* Task data
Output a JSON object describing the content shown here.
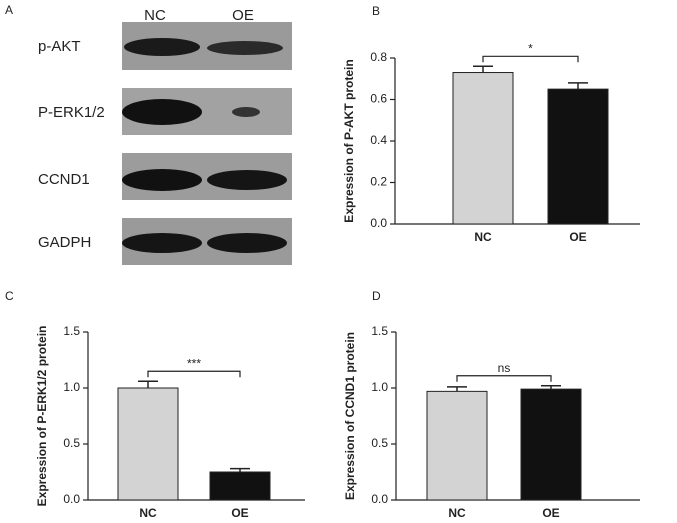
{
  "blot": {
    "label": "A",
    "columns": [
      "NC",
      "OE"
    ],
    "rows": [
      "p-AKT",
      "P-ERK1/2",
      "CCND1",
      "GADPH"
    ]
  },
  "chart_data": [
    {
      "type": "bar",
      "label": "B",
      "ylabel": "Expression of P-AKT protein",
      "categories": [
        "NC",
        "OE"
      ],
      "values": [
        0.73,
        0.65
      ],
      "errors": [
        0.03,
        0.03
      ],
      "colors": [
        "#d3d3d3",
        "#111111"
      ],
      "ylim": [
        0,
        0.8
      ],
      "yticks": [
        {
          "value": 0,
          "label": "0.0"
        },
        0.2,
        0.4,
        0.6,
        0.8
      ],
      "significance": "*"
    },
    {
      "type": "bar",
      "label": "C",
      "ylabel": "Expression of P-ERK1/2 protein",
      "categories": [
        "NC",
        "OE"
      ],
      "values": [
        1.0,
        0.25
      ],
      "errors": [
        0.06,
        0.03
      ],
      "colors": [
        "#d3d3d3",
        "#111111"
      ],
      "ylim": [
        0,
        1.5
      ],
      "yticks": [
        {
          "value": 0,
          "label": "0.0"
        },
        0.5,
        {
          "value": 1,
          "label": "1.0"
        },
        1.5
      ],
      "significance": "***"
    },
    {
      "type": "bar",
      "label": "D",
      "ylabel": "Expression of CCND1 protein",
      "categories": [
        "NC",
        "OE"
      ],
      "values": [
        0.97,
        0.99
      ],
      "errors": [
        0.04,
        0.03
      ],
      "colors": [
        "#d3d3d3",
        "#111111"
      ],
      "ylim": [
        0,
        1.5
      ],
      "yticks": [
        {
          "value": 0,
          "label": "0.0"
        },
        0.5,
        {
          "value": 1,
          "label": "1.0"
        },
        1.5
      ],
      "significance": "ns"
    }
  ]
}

* Work request
Leaving out the pictures, repeat all of the entries exactly.

* Answer to this problem
Output a JSON object describing the content shown here.
{
  "blot": {
    "label": "A",
    "columns": [
      "NC",
      "OE"
    ],
    "rows": [
      "p-AKT",
      "P-ERK1/2",
      "CCND1",
      "GADPH"
    ]
  },
  "chart_data": [
    {
      "type": "bar",
      "label": "B",
      "ylabel": "Expression of P-AKT protein",
      "categories": [
        "NC",
        "OE"
      ],
      "values": [
        0.73,
        0.65
      ],
      "errors": [
        0.03,
        0.03
      ],
      "colors": [
        "#d3d3d3",
        "#111111"
      ],
      "ylim": [
        0,
        0.8
      ],
      "yticks": [
        {
          "value": 0,
          "label": "0.0"
        },
        0.2,
        0.4,
        0.6,
        0.8
      ],
      "significance": "*"
    },
    {
      "type": "bar",
      "label": "C",
      "ylabel": "Expression of P-ERK1/2 protein",
      "categories": [
        "NC",
        "OE"
      ],
      "values": [
        1.0,
        0.25
      ],
      "errors": [
        0.06,
        0.03
      ],
      "colors": [
        "#d3d3d3",
        "#111111"
      ],
      "ylim": [
        0,
        1.5
      ],
      "yticks": [
        {
          "value": 0,
          "label": "0.0"
        },
        0.5,
        {
          "value": 1,
          "label": "1.0"
        },
        1.5
      ],
      "significance": "***"
    },
    {
      "type": "bar",
      "label": "D",
      "ylabel": "Expression of CCND1 protein",
      "categories": [
        "NC",
        "OE"
      ],
      "values": [
        0.97,
        0.99
      ],
      "errors": [
        0.04,
        0.03
      ],
      "colors": [
        "#d3d3d3",
        "#111111"
      ],
      "ylim": [
        0,
        1.5
      ],
      "yticks": [
        {
          "value": 0,
          "label": "0.0"
        },
        0.5,
        {
          "value": 1,
          "label": "1.0"
        },
        1.5
      ],
      "significance": "ns"
    }
  ]
}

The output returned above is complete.